[START OF Input]

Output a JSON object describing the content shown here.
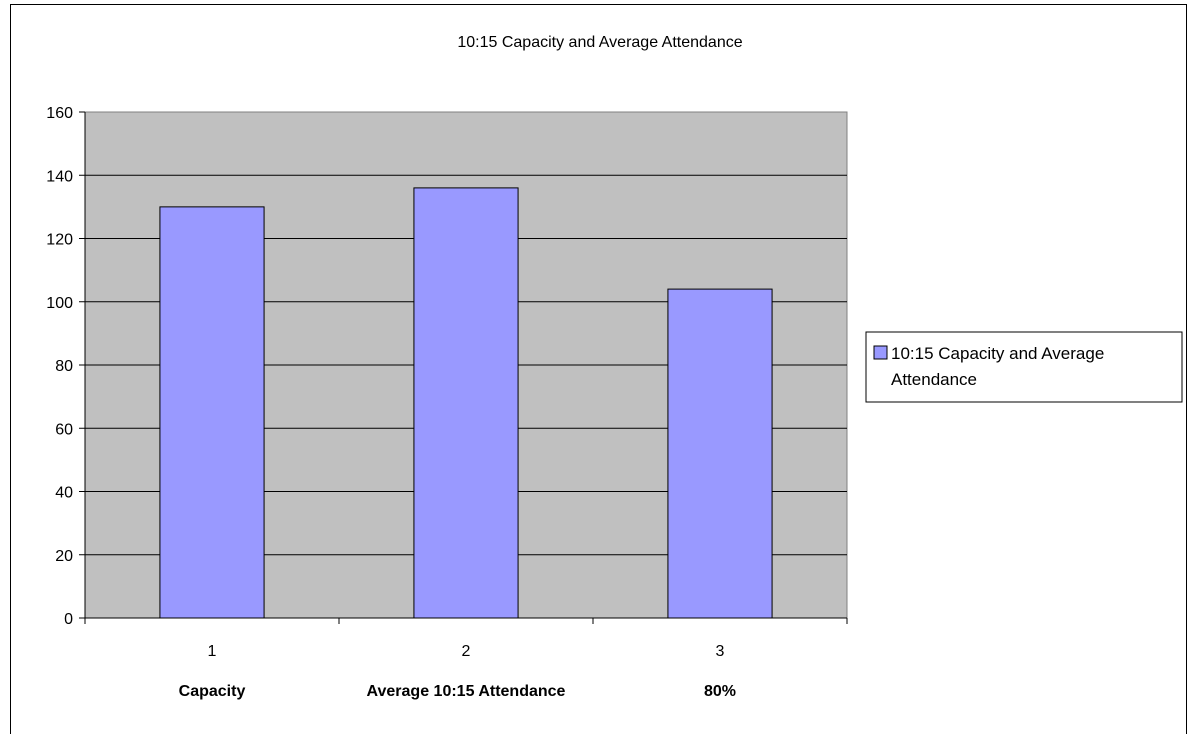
{
  "chart_data": {
    "type": "bar",
    "title": "10:15 Capacity and Average Attendance",
    "x": [
      "1",
      "2",
      "3"
    ],
    "categories": [
      "Capacity",
      "Average 10:15 Attendance",
      "80%"
    ],
    "series": [
      {
        "name": "10:15 Capacity and Average Attendance",
        "values": [
          130,
          136,
          104
        ],
        "color": "#9999ff"
      }
    ],
    "ylim": [
      0,
      160
    ],
    "yticks": [
      "0",
      "20",
      "40",
      "60",
      "80",
      "100",
      "120",
      "140",
      "160"
    ],
    "grid": true,
    "plot_background": "#c0c0c0",
    "legend": {
      "position": "right",
      "lines": [
        "10:15 Capacity and Average",
        "Attendance"
      ]
    }
  }
}
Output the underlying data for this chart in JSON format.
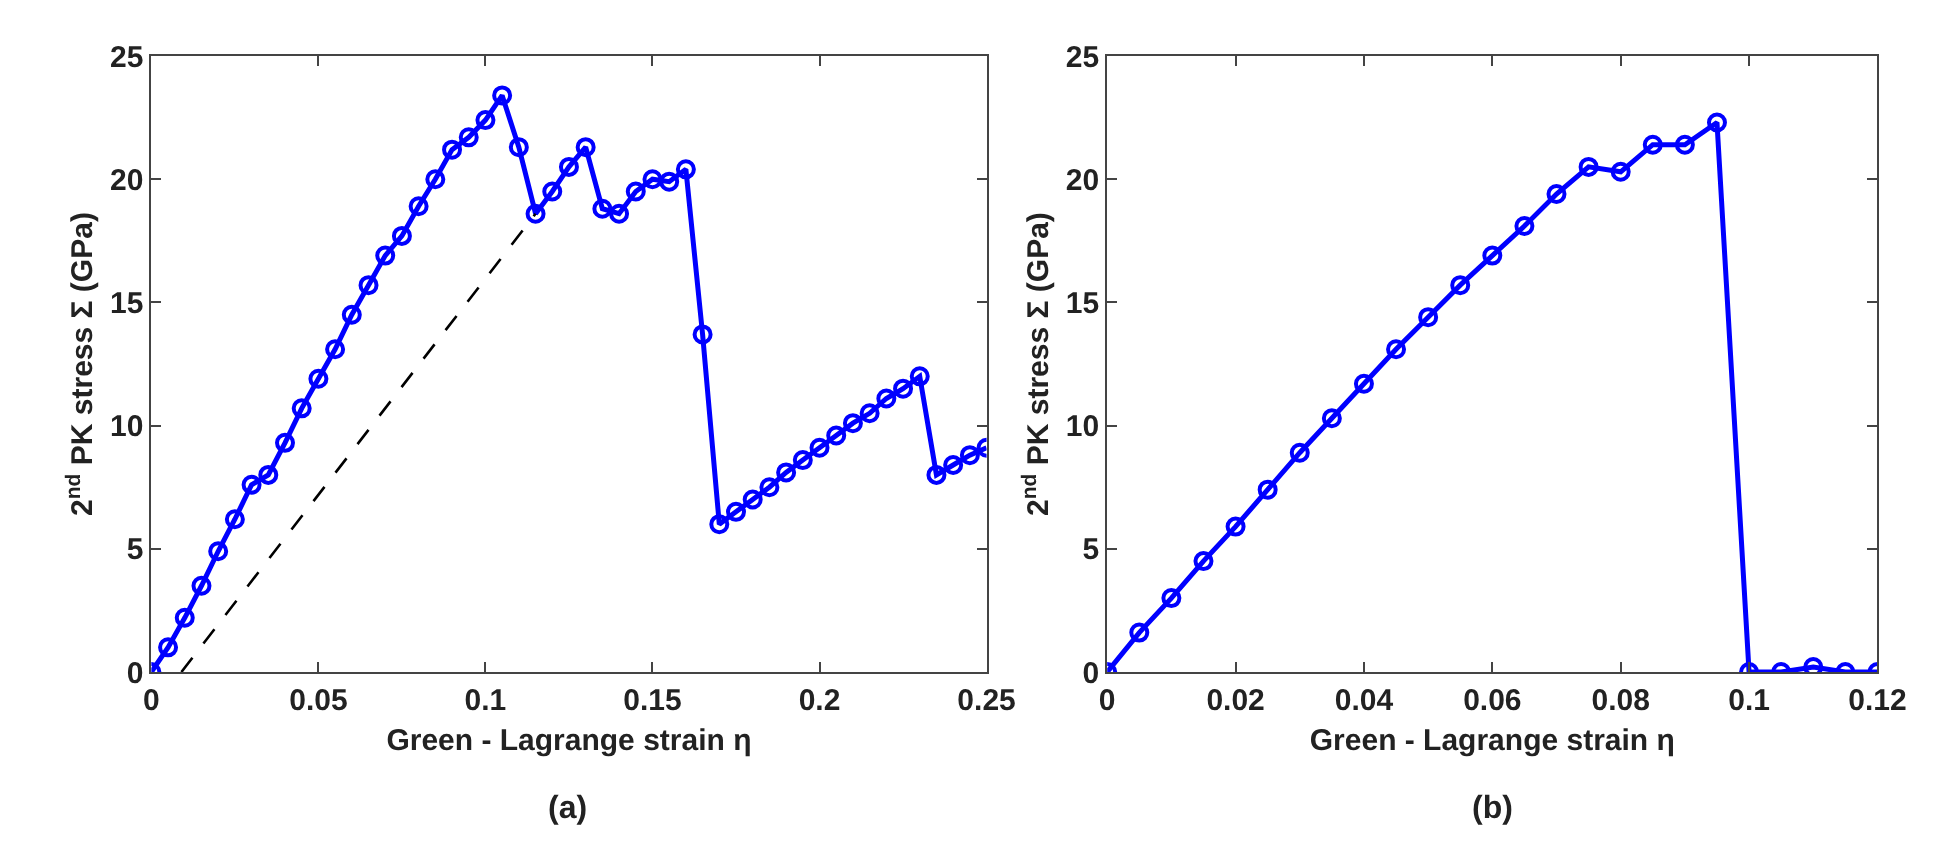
{
  "chart_data": [
    {
      "type": "line",
      "title": "(a)",
      "xlabel": "Green - Lagrange strain η",
      "ylabel": "2$^{nd}$ PK stress Σ (GPa)",
      "xlim": [
        0,
        0.25
      ],
      "xticks": [
        0,
        0.05,
        0.1,
        0.15,
        0.2,
        0.25
      ],
      "ylim": [
        0,
        25
      ],
      "yticks": [
        0,
        5,
        10,
        15,
        20,
        25
      ],
      "marker": "circle",
      "line_style": "solid",
      "series": [
        {
          "color": "#0000ff",
          "x": [
            0,
            0.005,
            0.01,
            0.015,
            0.02,
            0.025,
            0.03,
            0.035,
            0.04,
            0.045,
            0.05,
            0.055,
            0.06,
            0.065,
            0.07,
            0.075,
            0.08,
            0.085,
            0.09,
            0.095,
            0.1,
            0.105,
            0.11,
            0.115,
            0.12,
            0.125,
            0.13,
            0.135,
            0.14,
            0.145,
            0.15,
            0.155,
            0.16,
            0.165,
            0.17,
            0.175,
            0.18,
            0.185,
            0.19,
            0.195,
            0.2,
            0.205,
            0.21,
            0.215,
            0.22,
            0.225,
            0.23,
            0.235,
            0.24,
            0.245,
            0.25
          ],
          "values": [
            0,
            1.0,
            2.2,
            3.5,
            4.9,
            6.2,
            7.6,
            8.0,
            9.3,
            10.7,
            11.9,
            13.1,
            14.5,
            15.7,
            16.9,
            17.7,
            18.9,
            20.0,
            21.2,
            21.7,
            22.4,
            23.4,
            21.3,
            18.6,
            19.5,
            20.5,
            21.3,
            18.8,
            18.6,
            19.5,
            20.0,
            19.9,
            20.4,
            13.7,
            6.0,
            6.5,
            7.0,
            7.5,
            8.1,
            8.6,
            9.1,
            9.6,
            10.1,
            10.5,
            11.1,
            11.5,
            12.0,
            8.0,
            8.4,
            8.8,
            9.1
          ]
        },
        {
          "color": "#000000",
          "x": [
            0.009,
            0.115
          ],
          "values": [
            0,
            18.6
          ],
          "marker": "none",
          "line_style": "dashed"
        }
      ]
    },
    {
      "type": "line",
      "title": "(b)",
      "xlabel": "Green - Lagrange strain η",
      "ylabel": "2$^{nd}$ PK stress Σ (GPa)",
      "xlim": [
        0,
        0.12
      ],
      "xticks": [
        0,
        0.02,
        0.04,
        0.06,
        0.08,
        0.1,
        0.12
      ],
      "ylim": [
        0,
        25
      ],
      "yticks": [
        0,
        5,
        10,
        15,
        20,
        25
      ],
      "marker": "circle",
      "line_style": "solid",
      "series": [
        {
          "color": "#0000ff",
          "x": [
            0,
            0.005,
            0.01,
            0.015,
            0.02,
            0.025,
            0.03,
            0.035,
            0.04,
            0.045,
            0.05,
            0.055,
            0.06,
            0.065,
            0.07,
            0.075,
            0.08,
            0.085,
            0.09,
            0.095,
            0.1,
            0.105,
            0.11,
            0.115,
            0.12
          ],
          "values": [
            0,
            1.6,
            3.0,
            4.5,
            5.9,
            7.4,
            8.9,
            10.3,
            11.7,
            13.1,
            14.4,
            15.7,
            16.9,
            18.1,
            19.4,
            20.5,
            20.3,
            21.4,
            21.4,
            22.3,
            0,
            0,
            0.2,
            0,
            0
          ]
        }
      ]
    }
  ]
}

[END OF Input]

The problem: Pictures are excluded; copy every other part of the records exactly.

Reply to the task:
Output a JSON object describing the content shown here.
{
  "chart_data": {
    "type": "bar",
    "title": "10:15 Capacity and Average Attendance",
    "x": [
      "1",
      "2",
      "3"
    ],
    "categories": [
      "Capacity",
      "Average 10:15 Attendance",
      "80%"
    ],
    "series": [
      {
        "name": "10:15 Capacity and Average Attendance",
        "values": [
          130,
          136,
          104
        ],
        "color": "#9999ff"
      }
    ],
    "ylim": [
      0,
      160
    ],
    "yticks": [
      "0",
      "20",
      "40",
      "60",
      "80",
      "100",
      "120",
      "140",
      "160"
    ],
    "grid": true,
    "plot_background": "#c0c0c0",
    "legend": {
      "position": "right",
      "lines": [
        "10:15 Capacity and Average",
        "Attendance"
      ]
    }
  }
}
Output the underlying data for this chart in JSON format.
{
  "chart_data": [
    {
      "type": "line",
      "title": "(a)",
      "xlabel": "Green - Lagrange strain η",
      "ylabel": "2$^{nd}$ PK stress Σ (GPa)",
      "xlim": [
        0,
        0.25
      ],
      "xticks": [
        0,
        0.05,
        0.1,
        0.15,
        0.2,
        0.25
      ],
      "ylim": [
        0,
        25
      ],
      "yticks": [
        0,
        5,
        10,
        15,
        20,
        25
      ],
      "marker": "circle",
      "line_style": "solid",
      "series": [
        {
          "color": "#0000ff",
          "x": [
            0,
            0.005,
            0.01,
            0.015,
            0.02,
            0.025,
            0.03,
            0.035,
            0.04,
            0.045,
            0.05,
            0.055,
            0.06,
            0.065,
            0.07,
            0.075,
            0.08,
            0.085,
            0.09,
            0.095,
            0.1,
            0.105,
            0.11,
            0.115,
            0.12,
            0.125,
            0.13,
            0.135,
            0.14,
            0.145,
            0.15,
            0.155,
            0.16,
            0.165,
            0.17,
            0.175,
            0.18,
            0.185,
            0.19,
            0.195,
            0.2,
            0.205,
            0.21,
            0.215,
            0.22,
            0.225,
            0.23,
            0.235,
            0.24,
            0.245,
            0.25
          ],
          "values": [
            0,
            1.0,
            2.2,
            3.5,
            4.9,
            6.2,
            7.6,
            8.0,
            9.3,
            10.7,
            11.9,
            13.1,
            14.5,
            15.7,
            16.9,
            17.7,
            18.9,
            20.0,
            21.2,
            21.7,
            22.4,
            23.4,
            21.3,
            18.6,
            19.5,
            20.5,
            21.3,
            18.8,
            18.6,
            19.5,
            20.0,
            19.9,
            20.4,
            13.7,
            6.0,
            6.5,
            7.0,
            7.5,
            8.1,
            8.6,
            9.1,
            9.6,
            10.1,
            10.5,
            11.1,
            11.5,
            12.0,
            8.0,
            8.4,
            8.8,
            9.1
          ]
        },
        {
          "color": "#000000",
          "x": [
            0.009,
            0.115
          ],
          "values": [
            0,
            18.6
          ],
          "marker": "none",
          "line_style": "dashed"
        }
      ]
    },
    {
      "type": "line",
      "title": "(b)",
      "xlabel": "Green - Lagrange strain η",
      "ylabel": "2$^{nd}$ PK stress Σ (GPa)",
      "xlim": [
        0,
        0.12
      ],
      "xticks": [
        0,
        0.02,
        0.04,
        0.06,
        0.08,
        0.1,
        0.12
      ],
      "ylim": [
        0,
        25
      ],
      "yticks": [
        0,
        5,
        10,
        15,
        20,
        25
      ],
      "marker": "circle",
      "line_style": "solid",
      "series": [
        {
          "color": "#0000ff",
          "x": [
            0,
            0.005,
            0.01,
            0.015,
            0.02,
            0.025,
            0.03,
            0.035,
            0.04,
            0.045,
            0.05,
            0.055,
            0.06,
            0.065,
            0.07,
            0.075,
            0.08,
            0.085,
            0.09,
            0.095,
            0.1,
            0.105,
            0.11,
            0.115,
            0.12
          ],
          "values": [
            0,
            1.6,
            3.0,
            4.5,
            5.9,
            7.4,
            8.9,
            10.3,
            11.7,
            13.1,
            14.4,
            15.7,
            16.9,
            18.1,
            19.4,
            20.5,
            20.3,
            21.4,
            21.4,
            22.3,
            0,
            0,
            0.2,
            0,
            0
          ]
        }
      ]
    }
  ]
}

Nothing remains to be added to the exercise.